Prompt: Give every row below as a Markdown table with two columns, "No." and "Line". Number each row and leave out any blank lines.
___
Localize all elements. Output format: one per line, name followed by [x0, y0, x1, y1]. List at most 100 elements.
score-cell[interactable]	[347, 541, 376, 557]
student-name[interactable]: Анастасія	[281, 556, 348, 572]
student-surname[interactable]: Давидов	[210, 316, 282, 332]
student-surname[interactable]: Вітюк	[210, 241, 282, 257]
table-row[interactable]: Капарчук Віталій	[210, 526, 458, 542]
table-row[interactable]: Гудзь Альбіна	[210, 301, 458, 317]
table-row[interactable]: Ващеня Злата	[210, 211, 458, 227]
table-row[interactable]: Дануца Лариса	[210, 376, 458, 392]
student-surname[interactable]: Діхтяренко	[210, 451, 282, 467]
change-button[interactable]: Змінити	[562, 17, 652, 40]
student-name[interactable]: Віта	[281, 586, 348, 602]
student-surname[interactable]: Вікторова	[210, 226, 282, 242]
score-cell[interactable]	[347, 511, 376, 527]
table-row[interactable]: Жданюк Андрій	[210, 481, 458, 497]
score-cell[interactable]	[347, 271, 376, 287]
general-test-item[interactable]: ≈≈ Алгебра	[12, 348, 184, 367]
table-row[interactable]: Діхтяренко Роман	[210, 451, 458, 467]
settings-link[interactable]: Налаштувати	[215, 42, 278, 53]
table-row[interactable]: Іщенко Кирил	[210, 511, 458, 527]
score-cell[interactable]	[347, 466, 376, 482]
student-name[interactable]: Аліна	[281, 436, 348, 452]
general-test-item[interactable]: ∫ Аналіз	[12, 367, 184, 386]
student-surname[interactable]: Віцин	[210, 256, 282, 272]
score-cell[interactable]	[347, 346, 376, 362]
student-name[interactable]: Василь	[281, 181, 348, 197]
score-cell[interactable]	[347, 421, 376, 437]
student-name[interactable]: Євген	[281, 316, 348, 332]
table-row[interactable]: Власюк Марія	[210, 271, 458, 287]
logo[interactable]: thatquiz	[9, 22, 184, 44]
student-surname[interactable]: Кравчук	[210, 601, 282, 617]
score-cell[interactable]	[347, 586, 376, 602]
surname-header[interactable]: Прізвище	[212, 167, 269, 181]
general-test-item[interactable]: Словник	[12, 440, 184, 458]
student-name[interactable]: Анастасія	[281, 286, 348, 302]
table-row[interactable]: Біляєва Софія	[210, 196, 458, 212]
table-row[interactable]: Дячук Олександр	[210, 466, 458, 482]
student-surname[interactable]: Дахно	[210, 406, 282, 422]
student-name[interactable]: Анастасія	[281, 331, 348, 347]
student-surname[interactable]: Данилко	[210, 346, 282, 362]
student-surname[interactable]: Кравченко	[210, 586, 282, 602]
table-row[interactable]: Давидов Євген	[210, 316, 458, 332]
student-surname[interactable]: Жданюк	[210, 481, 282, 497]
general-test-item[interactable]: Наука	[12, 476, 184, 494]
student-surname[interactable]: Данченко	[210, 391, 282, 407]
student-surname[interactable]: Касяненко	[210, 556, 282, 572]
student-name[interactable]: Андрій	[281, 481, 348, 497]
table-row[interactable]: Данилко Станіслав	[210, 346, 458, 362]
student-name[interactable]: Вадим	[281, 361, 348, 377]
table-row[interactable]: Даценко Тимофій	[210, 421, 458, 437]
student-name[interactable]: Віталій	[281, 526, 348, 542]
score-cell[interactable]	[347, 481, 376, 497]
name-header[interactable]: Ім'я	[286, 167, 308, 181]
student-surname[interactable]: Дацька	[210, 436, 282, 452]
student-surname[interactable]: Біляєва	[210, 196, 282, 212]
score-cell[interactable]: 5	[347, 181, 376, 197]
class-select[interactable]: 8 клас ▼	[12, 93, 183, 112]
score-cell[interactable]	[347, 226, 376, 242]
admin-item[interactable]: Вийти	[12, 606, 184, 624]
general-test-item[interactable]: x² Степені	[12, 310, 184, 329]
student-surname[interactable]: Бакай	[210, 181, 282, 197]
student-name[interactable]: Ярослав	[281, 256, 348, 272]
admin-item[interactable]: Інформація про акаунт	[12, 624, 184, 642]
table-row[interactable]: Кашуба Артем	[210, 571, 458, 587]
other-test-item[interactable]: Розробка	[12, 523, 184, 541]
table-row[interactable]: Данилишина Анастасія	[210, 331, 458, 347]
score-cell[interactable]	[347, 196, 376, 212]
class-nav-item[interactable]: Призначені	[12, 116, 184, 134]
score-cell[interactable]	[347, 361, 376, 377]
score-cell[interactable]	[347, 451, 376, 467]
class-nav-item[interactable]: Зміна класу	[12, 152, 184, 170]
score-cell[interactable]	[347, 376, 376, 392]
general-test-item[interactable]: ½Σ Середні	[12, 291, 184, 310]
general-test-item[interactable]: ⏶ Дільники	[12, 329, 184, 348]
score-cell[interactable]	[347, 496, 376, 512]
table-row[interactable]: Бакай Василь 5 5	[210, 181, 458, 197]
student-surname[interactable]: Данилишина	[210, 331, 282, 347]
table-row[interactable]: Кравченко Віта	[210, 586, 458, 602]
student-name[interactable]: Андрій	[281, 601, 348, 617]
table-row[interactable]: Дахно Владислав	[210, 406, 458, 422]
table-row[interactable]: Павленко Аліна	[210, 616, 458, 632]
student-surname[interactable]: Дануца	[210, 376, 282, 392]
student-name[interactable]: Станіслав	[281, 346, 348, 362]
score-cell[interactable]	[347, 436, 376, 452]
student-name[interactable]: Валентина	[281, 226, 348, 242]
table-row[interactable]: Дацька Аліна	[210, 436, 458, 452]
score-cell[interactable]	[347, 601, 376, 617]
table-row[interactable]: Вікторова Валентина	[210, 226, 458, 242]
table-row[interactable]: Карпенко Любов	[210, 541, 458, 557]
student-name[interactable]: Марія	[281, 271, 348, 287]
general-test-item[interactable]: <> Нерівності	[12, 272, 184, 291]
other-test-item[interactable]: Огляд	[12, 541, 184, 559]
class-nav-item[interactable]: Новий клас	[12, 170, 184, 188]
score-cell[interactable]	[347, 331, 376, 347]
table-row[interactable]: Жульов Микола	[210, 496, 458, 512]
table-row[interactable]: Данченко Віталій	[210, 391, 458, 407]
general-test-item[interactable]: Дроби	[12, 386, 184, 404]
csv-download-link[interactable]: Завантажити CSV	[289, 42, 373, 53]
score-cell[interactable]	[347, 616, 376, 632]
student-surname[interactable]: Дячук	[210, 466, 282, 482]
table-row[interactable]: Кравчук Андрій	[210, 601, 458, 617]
___
Result:
| No. | Line |
|---|---|
| 1 | Localize all elements. Output format: one per line, name followed by [x0, y0, x1, y1]. List at most 100 elements. |
| 2 | score-cell[interactable]	[347, 541, 376, 557] |
| 3 | student-name[interactable]: Анастасія	[281, 556, 348, 572] |
| 4 | student-surname[interactable]: Давидов	[210, 316, 282, 332] |
| 5 | student-surname[interactable]: Вітюк	[210, 241, 282, 257] |
| 6 | table-row[interactable]: Капарчук Віталій	[210, 526, 458, 542] |
| 7 | table-row[interactable]: Гудзь Альбіна	[210, 301, 458, 317] |
| 8 | table-row[interactable]: Ващеня Злата	[210, 211, 458, 227] |
| 9 | table-row[interactable]: Дануца Лариса	[210, 376, 458, 392] |
| 10 | student-surname[interactable]: Діхтяренко	[210, 451, 282, 467] |
| 11 | change-button[interactable]: Змінити	[562, 17, 652, 40] |
| 12 | student-name[interactable]: Віта	[281, 586, 348, 602] |
| 13 | student-surname[interactable]: Вікторова	[210, 226, 282, 242] |
| 14 | score-cell[interactable]	[347, 511, 376, 527] |
| 15 | table-row[interactable]: Жданюк Андрій	[210, 481, 458, 497] |
| 16 | score-cell[interactable]	[347, 271, 376, 287] |
| 17 | general-test-item[interactable]: ≈≈ Алгебра	[12, 348, 184, 367] |
| 18 | table-row[interactable]: Діхтяренко Роман	[210, 451, 458, 467] |
| 19 | settings-link[interactable]: Налаштувати	[215, 42, 278, 53] |
| 20 | table-row[interactable]: Іщенко Кирил	[210, 511, 458, 527] |
| 21 | score-cell[interactable]	[347, 466, 376, 482] |
| 22 | student-name[interactable]: Аліна	[281, 436, 348, 452] |
| 23 | general-test-item[interactable]: ∫ Аналіз	[12, 367, 184, 386] |
| 24 | student-surname[interactable]: Віцин	[210, 256, 282, 272] |
| 25 | score-cell[interactable]	[347, 346, 376, 362] |
| 26 | student-name[interactable]: Василь	[281, 181, 348, 197] |
| 27 | score-cell[interactable]	[347, 421, 376, 437] |
| 28 | student-name[interactable]: Євген	[281, 316, 348, 332] |
| 29 | table-row[interactable]: Власюк Марія	[210, 271, 458, 287] |
| 30 | logo[interactable]: thatquiz	[9, 22, 184, 44] |
| 31 | student-surname[interactable]: Кравчук	[210, 601, 282, 617] |
| 32 | score-cell[interactable]	[347, 586, 376, 602] |
| 33 | surname-header[interactable]: Прізвище	[212, 167, 269, 181] |
| 34 | general-test-item[interactable]: Словник	[12, 440, 184, 458] |
| 35 | student-name[interactable]: Анастасія	[281, 286, 348, 302] |
| 36 | table-row[interactable]: Біляєва Софія	[210, 196, 458, 212] |
| 37 | table-row[interactable]: Дячук Олександр	[210, 466, 458, 482] |
| 38 | student-surname[interactable]: Дахно	[210, 406, 282, 422] |
| 39 | student-name[interactable]: Анастасія	[281, 331, 348, 347] |
| 40 | student-surname[interactable]: Данилко	[210, 346, 282, 362] |
| 41 | student-surname[interactable]: Кравченко	[210, 586, 282, 602] |
| 42 | table-row[interactable]: Давидов Євген	[210, 316, 458, 332] |
| 43 | student-surname[interactable]: Жданюк	[210, 481, 282, 497] |
| 44 | general-test-item[interactable]: Наука	[12, 476, 184, 494] |
| 45 | student-surname[interactable]: Данченко	[210, 391, 282, 407] |
| 46 | student-surname[interactable]: Касяненко	[210, 556, 282, 572] |
| 47 | student-name[interactable]: Андрій	[281, 481, 348, 497] |
| 48 | table-row[interactable]: Данилко Станіслав	[210, 346, 458, 362] |
| 49 | student-name[interactable]: Вадим	[281, 361, 348, 377] |
| 50 | table-row[interactable]: Даценко Тимофій	[210, 421, 458, 437] |
| 51 | student-name[interactable]: Віталій	[281, 526, 348, 542] |
| 52 | score-cell[interactable]	[347, 481, 376, 497] |
| 53 | name-header[interactable]: Ім'я	[286, 167, 308, 181] |
| 54 | student-surname[interactable]: Дацька	[210, 436, 282, 452] |
| 55 | student-surname[interactable]: Біляєва	[210, 196, 282, 212] |
| 56 | score-cell[interactable]: 5	[347, 181, 376, 197] |
| 57 | class-select[interactable]: 8 клас ▼	[12, 93, 183, 112] |
| 58 | score-cell[interactable]	[347, 226, 376, 242] |
| 59 | admin-item[interactable]: Вийти	[12, 606, 184, 624] |
| 60 | general-test-item[interactable]: x² Степені	[12, 310, 184, 329] |
| 61 | student-surname[interactable]: Бакай	[210, 181, 282, 197] |
| 62 | student-name[interactable]: Ярослав	[281, 256, 348, 272] |
| 63 | admin-item[interactable]: Інформація про акаунт	[12, 624, 184, 642] |
| 64 | table-row[interactable]: Кашуба Артем	[210, 571, 458, 587] |
| 65 | other-test-item[interactable]: Розробка	[12, 523, 184, 541] |
| 66 | table-row[interactable]: Данилишина Анастасія	[210, 331, 458, 347] |
| 67 | score-cell[interactable]	[347, 196, 376, 212] |
| 68 | class-nav-item[interactable]: Призначені	[12, 116, 184, 134] |
| 69 | score-cell[interactable]	[347, 361, 376, 377] |
| 70 | score-cell[interactable]	[347, 451, 376, 467] |
| 71 | class-nav-item[interactable]: Зміна класу	[12, 152, 184, 170] |
| 72 | score-cell[interactable]	[347, 376, 376, 392] |
| 73 | general-test-item[interactable]: ½Σ Середні	[12, 291, 184, 310] |
| 74 | general-test-item[interactable]: ⏶ Дільники	[12, 329, 184, 348] |
| 75 | score-cell[interactable]	[347, 496, 376, 512] |
| 76 | table-row[interactable]: Бакай Василь 5 5	[210, 181, 458, 197] |
| 77 | student-surname[interactable]: Данилишина	[210, 331, 282, 347] |
| 78 | table-row[interactable]: Кравченко Віта	[210, 586, 458, 602] |
| 79 | student-name[interactable]: Андрій	[281, 601, 348, 617] |
| 80 | table-row[interactable]: Дахно Владислав	[210, 406, 458, 422] |
| 81 | table-row[interactable]: Павленко Аліна	[210, 616, 458, 632] |
| 82 | student-surname[interactable]: Дануца	[210, 376, 282, 392] |
| 83 | student-name[interactable]: Станіслав	[281, 346, 348, 362] |
| 84 | score-cell[interactable]	[347, 436, 376, 452] |
| 85 | student-name[interactable]: Валентина	[281, 226, 348, 242] |
| 86 | table-row[interactable]: Дацька Аліна	[210, 436, 458, 452] |
| 87 | score-cell[interactable]	[347, 601, 376, 617] |
| 88 | table-row[interactable]: Вікторова Валентина	[210, 226, 458, 242] |
| 89 | table-row[interactable]: Карпенко Любов	[210, 541, 458, 557] |
| 90 | student-name[interactable]: Марія	[281, 271, 348, 287] |
| 91 | general-test-item[interactable]: <> Нерівності	[12, 272, 184, 291] |
| 92 | other-test-item[interactable]: Огляд	[12, 541, 184, 559] |
| 93 | class-nav-item[interactable]: Новий клас	[12, 170, 184, 188] |
| 94 | score-cell[interactable]	[347, 331, 376, 347] |
| 95 | table-row[interactable]: Жульов Микола	[210, 496, 458, 512] |
| 96 | table-row[interactable]: Данченко Віталій	[210, 391, 458, 407] |
| 97 | general-test-item[interactable]: Дроби	[12, 386, 184, 404] |
| 98 | csv-download-link[interactable]: Завантажити CSV	[289, 42, 373, 53] |
| 99 | score-cell[interactable]	[347, 616, 376, 632] |
| 100 | student-surname[interactable]: Дячук	[210, 466, 282, 482] |
| 101 | table-row[interactable]: Кравчук Андрій	[210, 601, 458, 617] |